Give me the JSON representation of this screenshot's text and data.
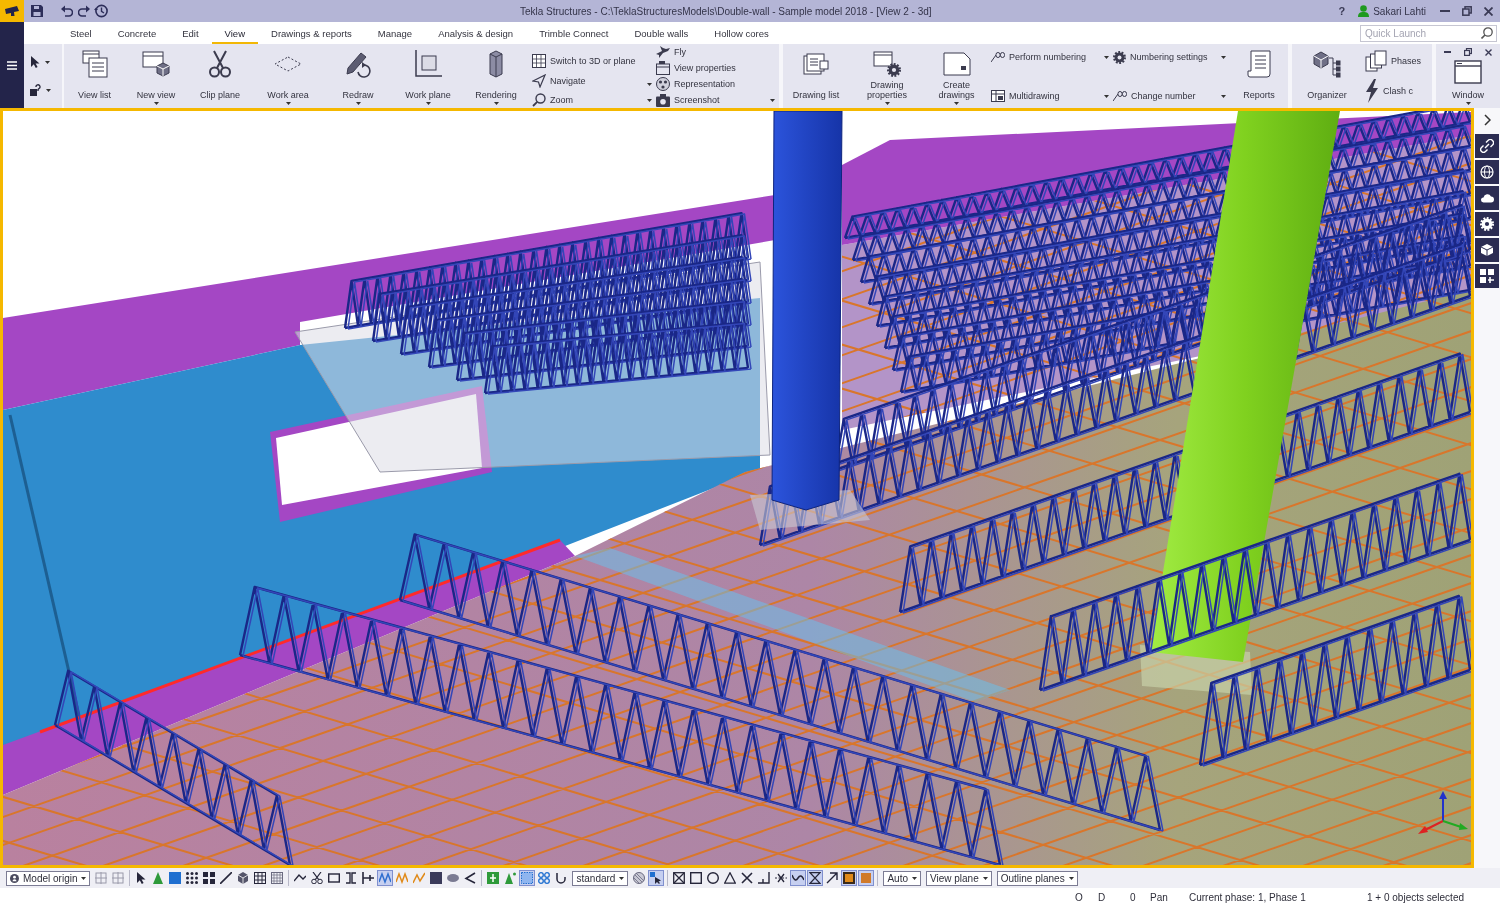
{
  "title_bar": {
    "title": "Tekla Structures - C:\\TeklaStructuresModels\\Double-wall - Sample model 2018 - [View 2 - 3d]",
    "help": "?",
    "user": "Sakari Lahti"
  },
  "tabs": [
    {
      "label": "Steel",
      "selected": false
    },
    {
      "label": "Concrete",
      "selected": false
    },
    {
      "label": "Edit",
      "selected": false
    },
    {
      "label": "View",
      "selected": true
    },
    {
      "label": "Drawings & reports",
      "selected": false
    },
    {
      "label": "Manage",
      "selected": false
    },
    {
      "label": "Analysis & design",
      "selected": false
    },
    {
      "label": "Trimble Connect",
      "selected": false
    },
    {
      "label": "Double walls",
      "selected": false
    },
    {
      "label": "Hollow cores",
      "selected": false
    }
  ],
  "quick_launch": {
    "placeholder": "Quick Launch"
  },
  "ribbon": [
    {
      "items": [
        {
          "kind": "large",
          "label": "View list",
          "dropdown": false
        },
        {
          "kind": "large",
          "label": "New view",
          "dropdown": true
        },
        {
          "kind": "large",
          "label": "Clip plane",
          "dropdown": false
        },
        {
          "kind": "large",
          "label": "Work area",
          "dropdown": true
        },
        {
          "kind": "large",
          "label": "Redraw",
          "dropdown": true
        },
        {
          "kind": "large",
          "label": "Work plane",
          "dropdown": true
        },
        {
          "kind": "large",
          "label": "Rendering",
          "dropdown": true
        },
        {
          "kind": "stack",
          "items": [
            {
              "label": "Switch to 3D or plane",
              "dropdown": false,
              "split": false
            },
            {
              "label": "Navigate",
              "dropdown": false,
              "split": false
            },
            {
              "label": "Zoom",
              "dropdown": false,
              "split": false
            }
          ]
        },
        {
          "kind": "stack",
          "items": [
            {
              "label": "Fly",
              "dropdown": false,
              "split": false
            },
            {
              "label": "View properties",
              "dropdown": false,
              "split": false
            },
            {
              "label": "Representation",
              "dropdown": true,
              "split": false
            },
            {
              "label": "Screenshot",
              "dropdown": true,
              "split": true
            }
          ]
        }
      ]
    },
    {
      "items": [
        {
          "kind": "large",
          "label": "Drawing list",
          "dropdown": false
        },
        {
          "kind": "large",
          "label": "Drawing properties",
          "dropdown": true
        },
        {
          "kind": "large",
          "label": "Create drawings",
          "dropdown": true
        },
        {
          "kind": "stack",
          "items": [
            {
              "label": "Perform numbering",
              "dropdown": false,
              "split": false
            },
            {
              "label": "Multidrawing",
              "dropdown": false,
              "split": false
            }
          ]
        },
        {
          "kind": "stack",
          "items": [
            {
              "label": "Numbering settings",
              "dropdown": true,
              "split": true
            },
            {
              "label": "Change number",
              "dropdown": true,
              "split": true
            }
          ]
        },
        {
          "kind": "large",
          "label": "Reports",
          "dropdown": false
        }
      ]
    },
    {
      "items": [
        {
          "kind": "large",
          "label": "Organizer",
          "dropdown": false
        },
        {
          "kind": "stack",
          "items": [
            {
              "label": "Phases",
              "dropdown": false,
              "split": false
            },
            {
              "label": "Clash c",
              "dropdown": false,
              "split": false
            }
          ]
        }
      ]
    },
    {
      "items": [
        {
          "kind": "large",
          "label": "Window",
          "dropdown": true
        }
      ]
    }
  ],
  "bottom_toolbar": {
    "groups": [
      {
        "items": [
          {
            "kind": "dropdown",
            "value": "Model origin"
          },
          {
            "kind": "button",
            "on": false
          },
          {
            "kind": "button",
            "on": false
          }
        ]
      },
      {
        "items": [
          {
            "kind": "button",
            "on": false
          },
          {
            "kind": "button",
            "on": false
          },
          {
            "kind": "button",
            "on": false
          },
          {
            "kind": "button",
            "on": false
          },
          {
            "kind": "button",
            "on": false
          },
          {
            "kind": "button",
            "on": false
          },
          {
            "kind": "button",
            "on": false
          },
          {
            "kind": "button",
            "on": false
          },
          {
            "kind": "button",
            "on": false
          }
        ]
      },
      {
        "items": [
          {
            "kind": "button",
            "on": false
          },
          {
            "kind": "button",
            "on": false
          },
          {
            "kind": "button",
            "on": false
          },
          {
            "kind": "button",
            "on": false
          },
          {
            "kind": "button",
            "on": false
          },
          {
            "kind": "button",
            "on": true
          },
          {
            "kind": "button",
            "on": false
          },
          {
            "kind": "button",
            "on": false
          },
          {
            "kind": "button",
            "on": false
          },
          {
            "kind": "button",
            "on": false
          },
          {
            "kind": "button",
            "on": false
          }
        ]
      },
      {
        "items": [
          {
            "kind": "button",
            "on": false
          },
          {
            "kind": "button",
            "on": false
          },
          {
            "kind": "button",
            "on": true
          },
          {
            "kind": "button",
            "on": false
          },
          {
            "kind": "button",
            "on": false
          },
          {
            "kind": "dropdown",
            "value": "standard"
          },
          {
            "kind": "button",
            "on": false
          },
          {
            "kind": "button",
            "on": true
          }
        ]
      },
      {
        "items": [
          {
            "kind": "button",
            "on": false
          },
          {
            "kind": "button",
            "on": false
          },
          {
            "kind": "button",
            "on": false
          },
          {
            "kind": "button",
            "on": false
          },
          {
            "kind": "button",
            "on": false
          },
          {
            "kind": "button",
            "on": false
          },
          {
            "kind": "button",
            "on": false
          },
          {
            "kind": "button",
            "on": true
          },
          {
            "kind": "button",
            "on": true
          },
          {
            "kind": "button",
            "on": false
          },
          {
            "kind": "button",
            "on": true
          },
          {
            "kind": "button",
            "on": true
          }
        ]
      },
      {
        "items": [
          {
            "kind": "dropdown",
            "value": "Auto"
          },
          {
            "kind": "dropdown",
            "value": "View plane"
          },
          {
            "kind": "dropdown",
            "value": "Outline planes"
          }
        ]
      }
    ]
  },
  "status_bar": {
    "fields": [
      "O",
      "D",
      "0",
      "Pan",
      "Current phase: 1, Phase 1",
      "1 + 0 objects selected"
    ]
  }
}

================================

= WORK TO COMPLETE =
Check the data for the word "Double" and pull out the lines that have it.

= SOLUTION TO THIS TASK =
    "title": "Tekla Structures - C:\\TeklaStructuresModels\\Double-wall - Sample model 2018 - [View 2 - 3d]",
      "label": "Double walls",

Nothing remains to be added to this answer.